## Task brief
Give every entry again, word for word and in full.

## Extracted data
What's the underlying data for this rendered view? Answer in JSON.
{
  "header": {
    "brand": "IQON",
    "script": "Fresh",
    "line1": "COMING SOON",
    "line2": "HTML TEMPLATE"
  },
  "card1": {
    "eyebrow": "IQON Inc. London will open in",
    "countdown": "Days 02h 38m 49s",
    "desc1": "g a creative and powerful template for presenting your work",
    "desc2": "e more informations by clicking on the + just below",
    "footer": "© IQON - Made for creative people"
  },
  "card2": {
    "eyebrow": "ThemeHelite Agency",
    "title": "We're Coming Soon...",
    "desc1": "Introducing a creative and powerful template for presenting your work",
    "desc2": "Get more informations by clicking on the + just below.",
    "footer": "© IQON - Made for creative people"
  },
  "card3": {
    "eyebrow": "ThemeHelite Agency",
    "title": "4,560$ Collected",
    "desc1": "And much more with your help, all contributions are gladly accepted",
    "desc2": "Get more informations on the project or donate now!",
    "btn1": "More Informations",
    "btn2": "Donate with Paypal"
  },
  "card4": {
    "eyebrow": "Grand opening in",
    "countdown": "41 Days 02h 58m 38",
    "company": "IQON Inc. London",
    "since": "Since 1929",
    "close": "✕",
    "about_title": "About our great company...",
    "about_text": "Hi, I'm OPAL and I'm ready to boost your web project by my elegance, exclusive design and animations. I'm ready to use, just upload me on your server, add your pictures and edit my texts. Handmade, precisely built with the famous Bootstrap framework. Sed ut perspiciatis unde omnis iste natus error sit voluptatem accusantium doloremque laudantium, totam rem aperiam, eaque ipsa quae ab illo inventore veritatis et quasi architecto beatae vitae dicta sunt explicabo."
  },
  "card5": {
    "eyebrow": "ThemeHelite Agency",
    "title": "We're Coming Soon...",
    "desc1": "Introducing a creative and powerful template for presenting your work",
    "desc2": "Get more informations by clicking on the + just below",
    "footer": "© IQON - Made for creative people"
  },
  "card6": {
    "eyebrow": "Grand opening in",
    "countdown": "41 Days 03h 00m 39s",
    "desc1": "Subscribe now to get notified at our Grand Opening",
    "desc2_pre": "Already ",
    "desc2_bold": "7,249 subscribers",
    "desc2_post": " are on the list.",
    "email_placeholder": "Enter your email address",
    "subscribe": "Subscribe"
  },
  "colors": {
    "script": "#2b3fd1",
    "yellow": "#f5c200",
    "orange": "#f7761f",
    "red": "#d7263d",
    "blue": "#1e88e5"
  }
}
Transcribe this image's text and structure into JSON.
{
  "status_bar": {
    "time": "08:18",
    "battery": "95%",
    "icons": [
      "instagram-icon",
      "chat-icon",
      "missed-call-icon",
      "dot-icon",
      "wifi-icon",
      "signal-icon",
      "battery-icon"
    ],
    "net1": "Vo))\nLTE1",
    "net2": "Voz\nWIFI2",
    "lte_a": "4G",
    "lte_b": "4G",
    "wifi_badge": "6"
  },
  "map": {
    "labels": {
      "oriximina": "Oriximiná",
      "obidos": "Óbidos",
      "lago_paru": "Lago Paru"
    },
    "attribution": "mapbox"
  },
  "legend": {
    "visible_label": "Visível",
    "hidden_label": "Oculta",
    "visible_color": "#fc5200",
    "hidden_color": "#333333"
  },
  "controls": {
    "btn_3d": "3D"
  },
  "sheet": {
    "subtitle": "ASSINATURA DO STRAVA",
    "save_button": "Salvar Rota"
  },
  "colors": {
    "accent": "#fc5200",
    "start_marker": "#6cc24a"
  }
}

## Written reply
What's the underlying data for this rendered view? Answer in JSON.
{
  "header": {
    "brand": "IQON",
    "script": "Fresh",
    "line1": "COMING SOON",
    "line2": "HTML TEMPLATE"
  },
  "card1": {
    "eyebrow": "IQON Inc. London will open in",
    "countdown": "Days 02h 38m 49s",
    "desc1": "g a creative and powerful template for presenting your work",
    "desc2": "e more informations by clicking on the + just below",
    "footer": "© IQON - Made for creative people"
  },
  "card2": {
    "eyebrow": "ThemeHelite Agency",
    "title": "We're Coming Soon...",
    "desc1": "Introducing a creative and powerful template for presenting your work",
    "desc2": "Get more informations by clicking on the + just below.",
    "footer": "© IQON - Made for creative people"
  },
  "card3": {
    "eyebrow": "ThemeHelite Agency",
    "title": "4,560$ Collected",
    "desc1": "And much more with your help, all contributions are gladly accepted",
    "desc2": "Get more informations on the project or donate now!",
    "btn1": "More Informations",
    "btn2": "Donate with Paypal"
  },
  "card4": {
    "eyebrow": "Grand opening in",
    "countdown": "41 Days 02h 58m 38",
    "company": "IQON Inc. London",
    "since": "Since 1929",
    "close": "✕",
    "about_title": "About our great company...",
    "about_text": "Hi, I'm OPAL and I'm ready to boost your web project by my elegance, exclusive design and animations. I'm ready to use, just upload me on your server, add your pictures and edit my texts. Handmade, precisely built with the famous Bootstrap framework. Sed ut perspiciatis unde omnis iste natus error sit voluptatem accusantium doloremque laudantium, totam rem aperiam, eaque ipsa quae ab illo inventore veritatis et quasi architecto beatae vitae dicta sunt explicabo."
  },
  "card5": {
    "eyebrow": "ThemeHelite Agency",
    "title": "We're Coming Soon...",
    "desc1": "Introducing a creative and powerful template for presenting your work",
    "desc2": "Get more informations by clicking on the + just below",
    "footer": "© IQON - Made for creative people"
  },
  "card6": {
    "eyebrow": "Grand opening in",
    "countdown": "41 Days 03h 00m 39s",
    "desc1": "Subscribe now to get notified at our Grand Opening",
    "desc2_pre": "Already ",
    "desc2_bold": "7,249 subscribers",
    "desc2_post": " are on the list.",
    "email_placeholder": "Enter your email address",
    "subscribe": "Subscribe"
  },
  "colors": {
    "script": "#2b3fd1",
    "yellow": "#f5c200",
    "orange": "#f7761f",
    "red": "#d7263d",
    "blue": "#1e88e5"
  }
}
Transcribe this image's text and structure into JSON.
{
  "status_bar": {
    "time": "08:18",
    "battery": "95%",
    "icons": [
      "instagram-icon",
      "chat-icon",
      "missed-call-icon",
      "dot-icon",
      "wifi-icon",
      "signal-icon",
      "battery-icon"
    ],
    "net1": "Vo))\nLTE1",
    "net2": "Voz\nWIFI2",
    "lte_a": "4G",
    "lte_b": "4G",
    "wifi_badge": "6"
  },
  "map": {
    "labels": {
      "oriximina": "Oriximiná",
      "obidos": "Óbidos",
      "lago_paru": "Lago Paru"
    },
    "attribution": "mapbox"
  },
  "legend": {
    "visible_label": "Visível",
    "hidden_label": "Oculta",
    "visible_color": "#fc5200",
    "hidden_color": "#333333"
  },
  "controls": {
    "btn_3d": "3D"
  },
  "sheet": {
    "subtitle": "ASSINATURA DO STRAVA",
    "save_button": "Salvar Rota"
  },
  "colors": {
    "accent": "#fc5200",
    "start_marker": "#6cc24a"
  }
}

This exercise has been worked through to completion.